What follows is a listing to be transcribed exactly.

(Data entries)
::::::::
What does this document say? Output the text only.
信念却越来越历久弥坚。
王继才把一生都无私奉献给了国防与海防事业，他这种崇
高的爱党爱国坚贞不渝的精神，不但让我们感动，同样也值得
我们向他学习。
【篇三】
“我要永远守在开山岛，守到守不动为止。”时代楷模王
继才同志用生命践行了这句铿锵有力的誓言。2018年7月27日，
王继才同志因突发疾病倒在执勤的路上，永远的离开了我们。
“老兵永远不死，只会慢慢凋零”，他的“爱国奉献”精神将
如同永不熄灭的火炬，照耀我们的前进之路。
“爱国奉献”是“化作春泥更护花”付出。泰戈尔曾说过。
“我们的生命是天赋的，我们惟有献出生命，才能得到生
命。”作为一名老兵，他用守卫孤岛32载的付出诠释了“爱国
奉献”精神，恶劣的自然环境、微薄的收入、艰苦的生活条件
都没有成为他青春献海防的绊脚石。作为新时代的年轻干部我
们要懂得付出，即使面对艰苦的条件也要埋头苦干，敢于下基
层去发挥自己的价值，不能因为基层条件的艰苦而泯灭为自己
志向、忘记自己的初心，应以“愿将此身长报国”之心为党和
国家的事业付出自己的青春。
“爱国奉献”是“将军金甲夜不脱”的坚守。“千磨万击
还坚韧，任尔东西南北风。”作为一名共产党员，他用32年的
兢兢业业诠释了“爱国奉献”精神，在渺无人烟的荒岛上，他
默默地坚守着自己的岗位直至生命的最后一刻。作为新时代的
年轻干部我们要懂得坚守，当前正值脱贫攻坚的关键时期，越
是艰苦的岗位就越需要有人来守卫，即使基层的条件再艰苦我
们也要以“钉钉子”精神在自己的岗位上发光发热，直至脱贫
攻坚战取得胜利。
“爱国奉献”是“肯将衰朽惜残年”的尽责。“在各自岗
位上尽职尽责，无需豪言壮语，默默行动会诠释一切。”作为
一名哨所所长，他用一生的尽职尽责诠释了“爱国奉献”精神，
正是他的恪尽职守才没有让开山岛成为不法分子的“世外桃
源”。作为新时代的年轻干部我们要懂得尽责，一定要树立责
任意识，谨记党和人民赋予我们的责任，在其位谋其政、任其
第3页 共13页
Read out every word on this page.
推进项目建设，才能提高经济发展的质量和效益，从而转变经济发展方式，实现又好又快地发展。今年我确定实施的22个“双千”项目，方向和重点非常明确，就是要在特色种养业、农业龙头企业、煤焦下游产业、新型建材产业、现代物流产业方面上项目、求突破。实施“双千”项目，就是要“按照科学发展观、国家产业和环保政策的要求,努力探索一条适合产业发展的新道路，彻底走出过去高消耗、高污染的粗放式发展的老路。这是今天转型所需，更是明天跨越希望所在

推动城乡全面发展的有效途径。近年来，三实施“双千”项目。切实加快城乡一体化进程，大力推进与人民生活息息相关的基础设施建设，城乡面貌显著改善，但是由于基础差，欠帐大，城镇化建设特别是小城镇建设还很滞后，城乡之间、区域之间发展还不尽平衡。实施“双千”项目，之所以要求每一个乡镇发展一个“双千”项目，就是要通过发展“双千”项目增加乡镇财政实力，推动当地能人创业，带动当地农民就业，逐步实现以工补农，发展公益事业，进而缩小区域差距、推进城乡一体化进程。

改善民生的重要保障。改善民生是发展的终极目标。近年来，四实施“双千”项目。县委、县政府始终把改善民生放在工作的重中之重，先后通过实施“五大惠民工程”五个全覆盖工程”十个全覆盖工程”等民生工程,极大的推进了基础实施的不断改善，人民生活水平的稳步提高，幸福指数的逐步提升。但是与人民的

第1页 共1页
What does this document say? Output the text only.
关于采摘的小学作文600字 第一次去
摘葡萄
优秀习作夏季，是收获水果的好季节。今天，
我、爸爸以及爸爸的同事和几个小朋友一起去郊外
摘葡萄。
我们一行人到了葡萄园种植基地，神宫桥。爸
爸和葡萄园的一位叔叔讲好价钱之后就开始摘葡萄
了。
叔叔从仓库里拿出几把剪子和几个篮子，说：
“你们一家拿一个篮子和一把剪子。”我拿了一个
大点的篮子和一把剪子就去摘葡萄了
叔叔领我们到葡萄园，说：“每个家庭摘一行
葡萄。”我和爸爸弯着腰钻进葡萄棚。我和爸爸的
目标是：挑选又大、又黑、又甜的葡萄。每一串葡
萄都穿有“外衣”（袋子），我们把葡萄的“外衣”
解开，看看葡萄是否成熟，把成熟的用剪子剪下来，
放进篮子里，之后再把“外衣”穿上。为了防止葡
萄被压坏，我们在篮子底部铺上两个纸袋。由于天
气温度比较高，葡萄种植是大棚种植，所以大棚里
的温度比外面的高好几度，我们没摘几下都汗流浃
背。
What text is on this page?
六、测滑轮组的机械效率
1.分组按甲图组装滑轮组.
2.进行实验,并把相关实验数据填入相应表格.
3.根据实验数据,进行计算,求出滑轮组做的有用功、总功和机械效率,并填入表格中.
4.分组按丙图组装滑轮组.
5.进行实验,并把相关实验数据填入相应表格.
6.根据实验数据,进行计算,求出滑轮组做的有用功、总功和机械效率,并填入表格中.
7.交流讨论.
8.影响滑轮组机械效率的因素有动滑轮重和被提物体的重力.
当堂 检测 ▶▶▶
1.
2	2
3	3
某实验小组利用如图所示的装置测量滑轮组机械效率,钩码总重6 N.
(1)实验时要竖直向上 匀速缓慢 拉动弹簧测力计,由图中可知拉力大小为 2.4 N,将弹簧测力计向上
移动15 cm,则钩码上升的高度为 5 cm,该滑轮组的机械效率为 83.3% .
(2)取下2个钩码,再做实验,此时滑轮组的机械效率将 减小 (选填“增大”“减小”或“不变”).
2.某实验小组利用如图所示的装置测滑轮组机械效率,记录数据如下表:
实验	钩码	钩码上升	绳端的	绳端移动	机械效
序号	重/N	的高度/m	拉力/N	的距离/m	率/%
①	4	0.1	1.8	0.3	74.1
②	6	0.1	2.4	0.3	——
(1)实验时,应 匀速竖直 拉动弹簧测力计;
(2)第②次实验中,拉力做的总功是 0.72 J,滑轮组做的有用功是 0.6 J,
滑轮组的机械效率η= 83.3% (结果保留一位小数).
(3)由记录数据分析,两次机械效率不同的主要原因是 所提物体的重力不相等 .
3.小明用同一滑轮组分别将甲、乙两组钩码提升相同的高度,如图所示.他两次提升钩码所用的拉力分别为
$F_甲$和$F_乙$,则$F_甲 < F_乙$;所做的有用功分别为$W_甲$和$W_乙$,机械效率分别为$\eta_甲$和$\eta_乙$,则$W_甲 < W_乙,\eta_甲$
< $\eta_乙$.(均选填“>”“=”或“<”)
::::::::
▶ _RIGHT ANSWER_:
What does this document say? Output the text only.
信念却越来越历久弥坚。
王继才把一生都无私奉献给了国防与海防事业，他这种崇
高的爱党爱国坚贞不渝的精神，不但让我们感动，同样也值得
我们向他学习。
【篇三】
“我要永远守在开山岛，守到守不动为止。”时代楷模王
继才同志用生命践行了这句铿锵有力的誓言。2018年7月27日，
王继才同志因突发疾病倒在执勤的路上，永远的离开了我们。
“老兵永远不死，只会慢慢凋零”，他的“爱国奉献”精神将
如同永不熄灭的火炬，照耀我们的前进之路。
“爱国奉献”是“化作春泥更护花”付出。泰戈尔曾说过。
“我们的生命是天赋的，我们惟有献出生命，才能得到生
命。”作为一名老兵，他用守卫孤岛32载的付出诠释了“爱国
奉献”精神，恶劣的自然环境、微薄的收入、艰苦的生活条件
都没有成为他青春献海防的绊脚石。作为新时代的年轻干部我
们要懂得付出，即使面对艰苦的条件也要埋头苦干，敢于下基
层去发挥自己的价值，不能因为基层条件的艰苦而泯灭为自己
志向、忘记自己的初心，应以“愿将此身长报国”之心为党和
国家的事业付出自己的青春。
“爱国奉献”是“将军金甲夜不脱”的坚守。“千磨万击
还坚韧，任尔东西南北风。”作为一名共产党员，他用32年的
兢兢业业诠释了“爱国奉献”精神，在渺无人烟的荒岛上，他
默默地坚守着自己的岗位直至生命的最后一刻。作为新时代的
年轻干部我们要懂得坚守，当前正值脱贫攻坚的关键时期，越
是艰苦的岗位就越需要有人来守卫，即使基层的条件再艰苦我
们也要以“钉钉子”精神在自己的岗位上发光发热，直至脱贫
攻坚战取得胜利。
“爱国奉献”是“肯将衰朽惜残年”的尽责。“在各自岗
位上尽职尽责，无需豪言壮语，默默行动会诠释一切。”作为
一名哨所所长，他用一生的尽职尽责诠释了“爱国奉献”精神，
正是他的恪尽职守才没有让开山岛成为不法分子的“世外桃
源”。作为新时代的年轻干部我们要懂得尽责，一定要树立责
任意识，谨记党和人民赋予我们的责任，在其位谋其政、任其
第3页 共13页
Read out every word on this page.
推进项目建设，才能提高经济发展的质量和效益，从而转变经济发展方式，实现又好又快地发展。今年我确定实施的22个“双千”项目，方向和重点非常明确，就是要在特色种养业、农业龙头企业、煤焦下游产业、新型建材产业、现代物流产业方面上项目、求突破。实施“双千”项目，就是要“按照科学发展观、国家产业和环保政策的要求,努力探索一条适合产业发展的新道路，彻底走出过去高消耗、高污染的粗放式发展的老路。这是今天转型所需，更是明天跨越希望所在

推动城乡全面发展的有效途径。近年来，三实施“双千”项目。切实加快城乡一体化进程，大力推进与人民生活息息相关的基础设施建设，城乡面貌显著改善，但是由于基础差，欠帐大，城镇化建设特别是小城镇建设还很滞后，城乡之间、区域之间发展还不尽平衡。实施“双千”项目，之所以要求每一个乡镇发展一个“双千”项目，就是要通过发展“双千”项目增加乡镇财政实力，推动当地能人创业，带动当地农民就业，逐步实现以工补农，发展公益事业，进而缩小区域差距、推进城乡一体化进程。

改善民生的重要保障。改善民生是发展的终极目标。近年来，四实施“双千”项目。县委、县政府始终把改善民生放在工作的重中之重，先后通过实施“五大惠民工程”五个全覆盖工程”十个全覆盖工程”等民生工程,极大的推进了基础实施的不断改善，人民生活水平的稳步提高，幸福指数的逐步提升。但是与人民的

第1页 共1页
What does this document say? Output the text only.
关于采摘的小学作文600字 第一次去
摘葡萄
优秀习作夏季，是收获水果的好季节。今天，
我、爸爸以及爸爸的同事和几个小朋友一起去郊外
摘葡萄。
我们一行人到了葡萄园种植基地，神宫桥。爸
爸和葡萄园的一位叔叔讲好价钱之后就开始摘葡萄
了。
叔叔从仓库里拿出几把剪子和几个篮子，说：
“你们一家拿一个篮子和一把剪子。”我拿了一个
大点的篮子和一把剪子就去摘葡萄了
叔叔领我们到葡萄园，说：“每个家庭摘一行
葡萄。”我和爸爸弯着腰钻进葡萄棚。我和爸爸的
目标是：挑选又大、又黑、又甜的葡萄。每一串葡
萄都穿有“外衣”（袋子），我们把葡萄的“外衣”
解开，看看葡萄是否成熟，把成熟的用剪子剪下来，
放进篮子里，之后再把“外衣”穿上。为了防止葡
萄被压坏，我们在篮子底部铺上两个纸袋。由于天
气温度比较高，葡萄种植是大棚种植，所以大棚里
的温度比外面的高好几度，我们没摘几下都汗流浃
背。
What text is on this page?
六、测滑轮组的机械效率
1.分组按甲图组装滑轮组.
2.进行实验,并把相关实验数据填入相应表格.
3.根据实验数据,进行计算,求出滑轮组做的有用功、总功和机械效率,并填入表格中.
4.分组按丙图组装滑轮组.
5.进行实验,并把相关实验数据填入相应表格.
6.根据实验数据,进行计算,求出滑轮组做的有用功、总功和机械效率,并填入表格中.
7.交流讨论.
8.影响滑轮组机械效率的因素有动滑轮重和被提物体的重力.
当堂 检测 ▶▶▶
1.
2	2
3	3
某实验小组利用如图所示的装置测量滑轮组机械效率,钩码总重6 N.
(1)实验时要竖直向上 匀速缓慢 拉动弹簧测力计,由图中可知拉力大小为 2.4 N,将弹簧测力计向上
移动15 cm,则钩码上升的高度为 5 cm,该滑轮组的机械效率为 83.3% .
(2)取下2个钩码,再做实验,此时滑轮组的机械效率将 减小 (选填“增大”“减小”或“不变”).
2.某实验小组利用如图所示的装置测滑轮组机械效率,记录数据如下表:
实验	钩码	钩码上升	绳端的	绳端移动	机械效
序号	重/N	的高度/m	拉力/N	的距离/m	率/%
①	4	0.1	1.8	0.3	74.1
②	6	0.1	2.4	0.3	——
(1)实验时,应 匀速竖直 拉动弹簧测力计;
(2)第②次实验中,拉力做的总功是 0.72 J,滑轮组做的有用功是 0.6 J,
滑轮组的机械效率η= 83.3% (结果保留一位小数).
(3)由记录数据分析,两次机械效率不同的主要原因是 所提物体的重力不相等 .
3.小明用同一滑轮组分别将甲、乙两组钩码提升相同的高度,如图所示.他两次提升钩码所用的拉力分别为
$F_甲$和$F_乙$,则$F_甲 < F_乙$;所做的有用功分别为$W_甲$和$W_乙$,机械效率分别为$\eta_甲$和$\eta_乙$,则$W_甲 < W_乙,\eta_甲$
< $\eta_乙$.(均选填“>”“=”或“<”)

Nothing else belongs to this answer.